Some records

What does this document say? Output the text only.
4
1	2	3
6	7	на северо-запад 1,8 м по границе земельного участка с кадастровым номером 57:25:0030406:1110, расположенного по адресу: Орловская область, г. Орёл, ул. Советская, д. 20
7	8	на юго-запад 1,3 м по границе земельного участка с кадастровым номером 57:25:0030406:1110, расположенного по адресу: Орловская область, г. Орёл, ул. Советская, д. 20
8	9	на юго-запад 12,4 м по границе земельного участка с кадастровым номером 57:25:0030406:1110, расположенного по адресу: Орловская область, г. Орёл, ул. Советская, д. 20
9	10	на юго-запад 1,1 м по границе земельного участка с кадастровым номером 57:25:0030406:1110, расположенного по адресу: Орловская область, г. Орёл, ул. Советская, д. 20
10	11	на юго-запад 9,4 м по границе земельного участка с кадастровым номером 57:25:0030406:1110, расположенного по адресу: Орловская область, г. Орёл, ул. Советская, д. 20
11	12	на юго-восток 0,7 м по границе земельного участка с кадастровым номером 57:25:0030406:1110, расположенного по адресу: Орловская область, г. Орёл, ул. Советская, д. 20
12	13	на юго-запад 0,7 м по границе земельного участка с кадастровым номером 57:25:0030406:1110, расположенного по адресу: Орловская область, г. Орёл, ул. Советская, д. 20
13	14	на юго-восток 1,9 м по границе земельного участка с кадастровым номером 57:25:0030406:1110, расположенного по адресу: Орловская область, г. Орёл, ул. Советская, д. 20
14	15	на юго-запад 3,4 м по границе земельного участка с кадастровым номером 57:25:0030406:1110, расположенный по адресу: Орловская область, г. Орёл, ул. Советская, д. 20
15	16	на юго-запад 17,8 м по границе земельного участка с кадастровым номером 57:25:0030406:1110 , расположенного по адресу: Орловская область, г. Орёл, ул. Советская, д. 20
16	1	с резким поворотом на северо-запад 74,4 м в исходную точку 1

Exercise task: The lines above form a set of records; determine how many of them contain the string "северо" and give that number alone.

Final result: 2